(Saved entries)
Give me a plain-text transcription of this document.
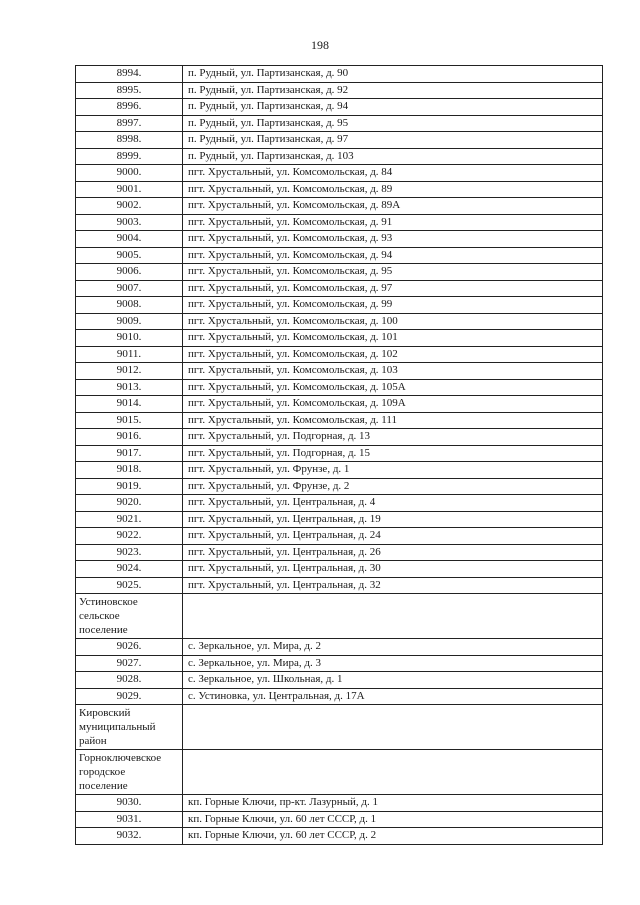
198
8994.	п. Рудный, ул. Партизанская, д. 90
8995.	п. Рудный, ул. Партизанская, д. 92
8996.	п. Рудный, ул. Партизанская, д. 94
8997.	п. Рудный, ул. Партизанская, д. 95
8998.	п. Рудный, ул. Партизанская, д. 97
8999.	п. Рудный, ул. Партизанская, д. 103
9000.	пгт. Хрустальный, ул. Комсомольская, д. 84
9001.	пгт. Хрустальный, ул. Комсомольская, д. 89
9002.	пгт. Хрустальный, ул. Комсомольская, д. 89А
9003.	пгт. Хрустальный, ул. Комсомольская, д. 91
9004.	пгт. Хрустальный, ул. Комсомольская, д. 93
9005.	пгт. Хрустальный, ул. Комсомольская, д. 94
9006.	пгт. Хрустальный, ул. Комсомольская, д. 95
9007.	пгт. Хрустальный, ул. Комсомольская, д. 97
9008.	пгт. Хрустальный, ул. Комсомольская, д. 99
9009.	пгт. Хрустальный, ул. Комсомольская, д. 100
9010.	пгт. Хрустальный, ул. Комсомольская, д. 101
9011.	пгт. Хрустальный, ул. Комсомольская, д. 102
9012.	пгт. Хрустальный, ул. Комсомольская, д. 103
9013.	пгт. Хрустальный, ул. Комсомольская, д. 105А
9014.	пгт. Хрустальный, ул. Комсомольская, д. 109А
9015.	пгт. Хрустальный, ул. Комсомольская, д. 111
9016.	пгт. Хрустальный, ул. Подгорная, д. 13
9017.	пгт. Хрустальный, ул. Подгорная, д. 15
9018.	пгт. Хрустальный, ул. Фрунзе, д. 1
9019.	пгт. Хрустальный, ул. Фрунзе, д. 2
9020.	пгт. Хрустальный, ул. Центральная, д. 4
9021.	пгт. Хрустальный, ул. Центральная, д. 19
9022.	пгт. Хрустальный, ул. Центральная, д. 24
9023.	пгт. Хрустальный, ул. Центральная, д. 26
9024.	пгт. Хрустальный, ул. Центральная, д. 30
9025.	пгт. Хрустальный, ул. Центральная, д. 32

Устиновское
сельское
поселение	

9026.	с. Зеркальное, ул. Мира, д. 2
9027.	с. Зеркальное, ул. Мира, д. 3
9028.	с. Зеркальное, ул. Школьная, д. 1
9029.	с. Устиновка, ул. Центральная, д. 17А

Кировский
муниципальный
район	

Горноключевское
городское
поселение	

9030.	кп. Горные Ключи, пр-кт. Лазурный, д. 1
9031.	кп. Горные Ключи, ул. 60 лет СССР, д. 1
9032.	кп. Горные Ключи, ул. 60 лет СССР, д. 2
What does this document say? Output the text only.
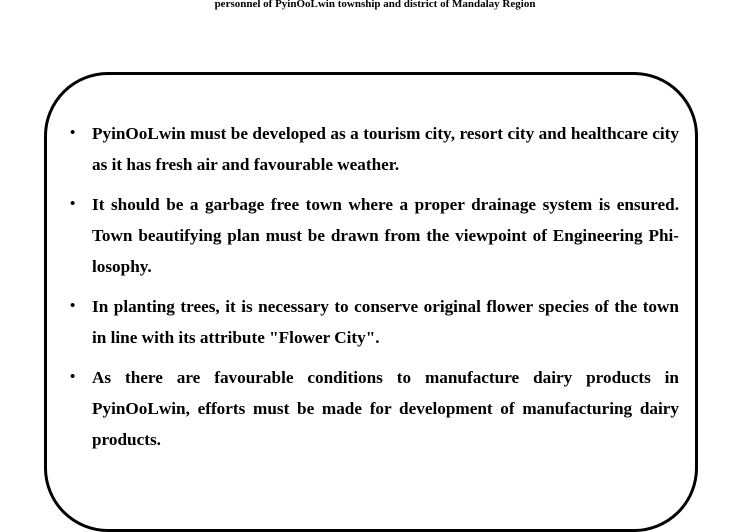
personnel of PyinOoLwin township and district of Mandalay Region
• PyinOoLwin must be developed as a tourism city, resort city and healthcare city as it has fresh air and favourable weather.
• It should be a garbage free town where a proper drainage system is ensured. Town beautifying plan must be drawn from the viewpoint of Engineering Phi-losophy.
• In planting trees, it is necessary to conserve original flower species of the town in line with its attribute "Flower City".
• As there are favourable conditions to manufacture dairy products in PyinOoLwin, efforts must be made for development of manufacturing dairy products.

* What is needed *
Search the records for the word "Зеркальное". Copy every line that has it.

* Full response *
9026.	с. Зеркальное, ул. Мира, д. 2
9027.	с. Зеркальное, ул. Мира, д. 3
9028.	с. Зеркальное, ул. Школьная, д. 1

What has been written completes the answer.